Problem details:
Everything from the line with "What data populates" through the last line of the records below should be copied exactly, both ends included.

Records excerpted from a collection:
··········
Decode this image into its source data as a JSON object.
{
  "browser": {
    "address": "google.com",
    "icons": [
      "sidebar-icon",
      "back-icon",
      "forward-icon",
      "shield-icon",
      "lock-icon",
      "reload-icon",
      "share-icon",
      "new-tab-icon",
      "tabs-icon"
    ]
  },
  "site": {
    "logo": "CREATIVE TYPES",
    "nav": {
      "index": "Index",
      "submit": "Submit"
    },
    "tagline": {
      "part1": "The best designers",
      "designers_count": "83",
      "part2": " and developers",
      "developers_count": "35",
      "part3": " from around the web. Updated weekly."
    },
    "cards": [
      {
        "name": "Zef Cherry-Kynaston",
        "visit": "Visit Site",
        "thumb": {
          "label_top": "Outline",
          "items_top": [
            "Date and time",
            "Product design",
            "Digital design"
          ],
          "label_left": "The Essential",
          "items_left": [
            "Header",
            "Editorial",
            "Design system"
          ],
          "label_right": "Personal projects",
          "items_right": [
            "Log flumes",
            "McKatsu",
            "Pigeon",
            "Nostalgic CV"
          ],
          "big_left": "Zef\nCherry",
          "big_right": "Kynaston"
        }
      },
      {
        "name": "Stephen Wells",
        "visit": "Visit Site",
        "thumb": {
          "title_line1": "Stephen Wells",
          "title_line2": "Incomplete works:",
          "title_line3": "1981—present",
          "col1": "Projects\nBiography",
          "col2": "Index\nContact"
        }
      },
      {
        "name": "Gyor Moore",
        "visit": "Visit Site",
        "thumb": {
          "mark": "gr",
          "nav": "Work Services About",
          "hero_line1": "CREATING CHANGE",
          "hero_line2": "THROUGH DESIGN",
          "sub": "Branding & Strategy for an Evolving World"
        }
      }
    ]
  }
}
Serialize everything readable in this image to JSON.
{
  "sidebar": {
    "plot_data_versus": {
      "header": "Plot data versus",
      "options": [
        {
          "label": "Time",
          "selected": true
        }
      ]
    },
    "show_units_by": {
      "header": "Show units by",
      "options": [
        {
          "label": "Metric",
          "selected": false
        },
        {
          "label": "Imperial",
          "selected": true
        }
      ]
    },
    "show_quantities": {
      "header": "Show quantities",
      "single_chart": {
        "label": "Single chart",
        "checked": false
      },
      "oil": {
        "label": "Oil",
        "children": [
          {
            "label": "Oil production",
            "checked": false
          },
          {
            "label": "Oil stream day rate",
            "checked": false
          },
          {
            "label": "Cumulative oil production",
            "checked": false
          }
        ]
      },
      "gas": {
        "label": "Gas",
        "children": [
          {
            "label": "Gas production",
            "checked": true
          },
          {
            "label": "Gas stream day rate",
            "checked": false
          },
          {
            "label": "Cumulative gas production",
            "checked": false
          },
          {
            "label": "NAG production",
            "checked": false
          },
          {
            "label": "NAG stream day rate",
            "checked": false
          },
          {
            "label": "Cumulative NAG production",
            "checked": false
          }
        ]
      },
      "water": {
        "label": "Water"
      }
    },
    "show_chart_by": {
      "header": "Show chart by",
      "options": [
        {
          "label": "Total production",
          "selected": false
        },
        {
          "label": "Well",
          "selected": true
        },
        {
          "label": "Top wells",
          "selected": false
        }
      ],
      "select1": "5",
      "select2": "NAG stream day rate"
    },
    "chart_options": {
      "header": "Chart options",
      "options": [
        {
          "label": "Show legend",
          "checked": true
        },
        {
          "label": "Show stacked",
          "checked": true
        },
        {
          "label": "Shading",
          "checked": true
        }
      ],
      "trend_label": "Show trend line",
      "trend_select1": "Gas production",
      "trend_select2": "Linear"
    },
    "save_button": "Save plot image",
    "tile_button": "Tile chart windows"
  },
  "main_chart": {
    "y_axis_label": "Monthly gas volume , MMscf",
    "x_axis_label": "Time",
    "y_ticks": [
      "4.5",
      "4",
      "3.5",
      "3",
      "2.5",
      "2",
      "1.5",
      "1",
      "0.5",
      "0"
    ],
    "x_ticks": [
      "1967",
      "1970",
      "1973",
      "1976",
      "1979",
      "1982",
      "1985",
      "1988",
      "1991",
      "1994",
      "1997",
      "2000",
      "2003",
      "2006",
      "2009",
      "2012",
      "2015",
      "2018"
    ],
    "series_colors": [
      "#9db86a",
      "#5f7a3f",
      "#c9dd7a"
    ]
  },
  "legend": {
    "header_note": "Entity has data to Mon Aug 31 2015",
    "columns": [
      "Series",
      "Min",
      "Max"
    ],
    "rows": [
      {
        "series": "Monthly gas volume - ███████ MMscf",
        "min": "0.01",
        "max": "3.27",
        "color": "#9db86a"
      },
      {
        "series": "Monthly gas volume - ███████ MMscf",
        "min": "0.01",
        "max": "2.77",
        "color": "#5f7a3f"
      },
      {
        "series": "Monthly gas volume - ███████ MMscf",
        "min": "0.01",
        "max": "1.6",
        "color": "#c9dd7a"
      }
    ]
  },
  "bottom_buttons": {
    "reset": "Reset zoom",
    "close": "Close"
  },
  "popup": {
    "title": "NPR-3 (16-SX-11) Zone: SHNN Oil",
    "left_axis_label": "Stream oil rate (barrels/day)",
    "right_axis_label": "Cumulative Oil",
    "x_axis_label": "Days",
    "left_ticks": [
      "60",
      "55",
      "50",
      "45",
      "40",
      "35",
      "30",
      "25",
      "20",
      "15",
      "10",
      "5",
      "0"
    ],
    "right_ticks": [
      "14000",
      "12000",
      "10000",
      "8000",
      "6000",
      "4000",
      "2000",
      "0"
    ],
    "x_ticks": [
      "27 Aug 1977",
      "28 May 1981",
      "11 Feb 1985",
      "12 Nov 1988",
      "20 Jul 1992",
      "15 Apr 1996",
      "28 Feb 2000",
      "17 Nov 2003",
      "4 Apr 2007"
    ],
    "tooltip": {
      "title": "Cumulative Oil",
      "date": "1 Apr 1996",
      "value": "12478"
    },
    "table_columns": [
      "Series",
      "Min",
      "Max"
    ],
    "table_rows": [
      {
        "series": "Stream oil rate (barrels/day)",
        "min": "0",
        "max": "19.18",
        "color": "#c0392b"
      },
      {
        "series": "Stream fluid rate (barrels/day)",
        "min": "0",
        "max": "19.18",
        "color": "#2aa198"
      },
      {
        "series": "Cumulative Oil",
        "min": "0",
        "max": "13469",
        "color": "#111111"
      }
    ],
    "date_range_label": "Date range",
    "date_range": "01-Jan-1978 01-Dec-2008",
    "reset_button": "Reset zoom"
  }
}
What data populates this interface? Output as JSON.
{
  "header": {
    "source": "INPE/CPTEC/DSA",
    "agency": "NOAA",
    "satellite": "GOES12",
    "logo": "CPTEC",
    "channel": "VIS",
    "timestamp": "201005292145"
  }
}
··········
The reply:
What data populates this interface? Output as JSON.
{
  "header": {
    "source": "INPE/CPTEC/DSA",
    "agency": "NOAA",
    "satellite": "GOES12",
    "logo": "CPTEC",
    "channel": "VIS",
    "timestamp": "201005292145"
  }
}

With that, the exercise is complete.